◆ **Task details**:
Copy out all the records exactly.

Records about charts and figures
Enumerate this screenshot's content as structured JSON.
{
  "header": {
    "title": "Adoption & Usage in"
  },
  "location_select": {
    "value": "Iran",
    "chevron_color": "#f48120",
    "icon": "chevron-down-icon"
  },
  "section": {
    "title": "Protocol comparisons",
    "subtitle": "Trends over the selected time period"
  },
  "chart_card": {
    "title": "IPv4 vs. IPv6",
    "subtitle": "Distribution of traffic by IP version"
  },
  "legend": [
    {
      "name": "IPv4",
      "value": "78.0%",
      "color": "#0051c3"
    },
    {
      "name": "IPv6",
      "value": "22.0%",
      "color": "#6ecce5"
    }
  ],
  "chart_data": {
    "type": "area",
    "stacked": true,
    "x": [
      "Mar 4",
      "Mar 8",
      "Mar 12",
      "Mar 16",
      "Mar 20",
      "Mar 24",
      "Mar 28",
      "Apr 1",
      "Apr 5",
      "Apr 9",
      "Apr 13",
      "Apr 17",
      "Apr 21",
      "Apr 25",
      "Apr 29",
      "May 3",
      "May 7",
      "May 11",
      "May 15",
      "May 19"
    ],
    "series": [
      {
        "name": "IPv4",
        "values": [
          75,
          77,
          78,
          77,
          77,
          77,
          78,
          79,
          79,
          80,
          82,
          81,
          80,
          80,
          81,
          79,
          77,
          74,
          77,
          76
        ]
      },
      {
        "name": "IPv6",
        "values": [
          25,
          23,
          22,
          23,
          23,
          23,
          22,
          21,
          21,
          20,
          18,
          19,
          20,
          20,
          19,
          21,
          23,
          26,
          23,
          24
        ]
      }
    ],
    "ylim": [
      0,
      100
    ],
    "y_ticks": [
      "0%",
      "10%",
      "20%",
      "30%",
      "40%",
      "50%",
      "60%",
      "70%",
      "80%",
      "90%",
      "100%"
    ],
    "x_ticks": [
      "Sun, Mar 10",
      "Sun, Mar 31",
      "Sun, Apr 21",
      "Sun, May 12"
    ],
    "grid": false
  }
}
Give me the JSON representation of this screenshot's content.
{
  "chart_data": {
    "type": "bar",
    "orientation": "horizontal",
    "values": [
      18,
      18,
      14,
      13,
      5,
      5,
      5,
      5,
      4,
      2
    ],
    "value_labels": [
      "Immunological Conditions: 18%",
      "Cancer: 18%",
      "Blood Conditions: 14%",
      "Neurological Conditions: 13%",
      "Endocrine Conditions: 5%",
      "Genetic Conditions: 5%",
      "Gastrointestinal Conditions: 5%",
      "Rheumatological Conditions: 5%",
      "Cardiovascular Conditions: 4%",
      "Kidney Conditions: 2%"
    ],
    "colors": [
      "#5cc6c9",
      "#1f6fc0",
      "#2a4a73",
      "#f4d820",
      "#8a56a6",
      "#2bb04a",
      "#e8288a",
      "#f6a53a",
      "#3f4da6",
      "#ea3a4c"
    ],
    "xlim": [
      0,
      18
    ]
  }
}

◆ **Written solution**:
Enumerate this screenshot's content as structured JSON.
{
  "header": {
    "title": "Adoption & Usage in"
  },
  "location_select": {
    "value": "Iran",
    "chevron_color": "#f48120",
    "icon": "chevron-down-icon"
  },
  "section": {
    "title": "Protocol comparisons",
    "subtitle": "Trends over the selected time period"
  },
  "chart_card": {
    "title": "IPv4 vs. IPv6",
    "subtitle": "Distribution of traffic by IP version"
  },
  "legend": [
    {
      "name": "IPv4",
      "value": "78.0%",
      "color": "#0051c3"
    },
    {
      "name": "IPv6",
      "value": "22.0%",
      "color": "#6ecce5"
    }
  ],
  "chart_data": {
    "type": "area",
    "stacked": true,
    "x": [
      "Mar 4",
      "Mar 8",
      "Mar 12",
      "Mar 16",
      "Mar 20",
      "Mar 24",
      "Mar 28",
      "Apr 1",
      "Apr 5",
      "Apr 9",
      "Apr 13",
      "Apr 17",
      "Apr 21",
      "Apr 25",
      "Apr 29",
      "May 3",
      "May 7",
      "May 11",
      "May 15",
      "May 19"
    ],
    "series": [
      {
        "name": "IPv4",
        "values": [
          75,
          77,
          78,
          77,
          77,
          77,
          78,
          79,
          79,
          80,
          82,
          81,
          80,
          80,
          81,
          79,
          77,
          74,
          77,
          76
        ]
      },
      {
        "name": "IPv6",
        "values": [
          25,
          23,
          22,
          23,
          23,
          23,
          22,
          21,
          21,
          20,
          18,
          19,
          20,
          20,
          19,
          21,
          23,
          26,
          23,
          24
        ]
      }
    ],
    "ylim": [
      0,
      100
    ],
    "y_ticks": [
      "0%",
      "10%",
      "20%",
      "30%",
      "40%",
      "50%",
      "60%",
      "70%",
      "80%",
      "90%",
      "100%"
    ],
    "x_ticks": [
      "Sun, Mar 10",
      "Sun, Mar 31",
      "Sun, Apr 21",
      "Sun, May 12"
    ],
    "grid": false
  }
}
Give me the JSON representation of this screenshot's content.
{
  "chart_data": {
    "type": "bar",
    "orientation": "horizontal",
    "values": [
      18,
      18,
      14,
      13,
      5,
      5,
      5,
      5,
      4,
      2
    ],
    "value_labels": [
      "Immunological Conditions: 18%",
      "Cancer: 18%",
      "Blood Conditions: 14%",
      "Neurological Conditions: 13%",
      "Endocrine Conditions: 5%",
      "Genetic Conditions: 5%",
      "Gastrointestinal Conditions: 5%",
      "Rheumatological Conditions: 5%",
      "Cardiovascular Conditions: 4%",
      "Kidney Conditions: 2%"
    ],
    "colors": [
      "#5cc6c9",
      "#1f6fc0",
      "#2a4a73",
      "#f4d820",
      "#8a56a6",
      "#2bb04a",
      "#e8288a",
      "#f6a53a",
      "#3f4da6",
      "#ea3a4c"
    ],
    "xlim": [
      0,
      18
    ]
  }
}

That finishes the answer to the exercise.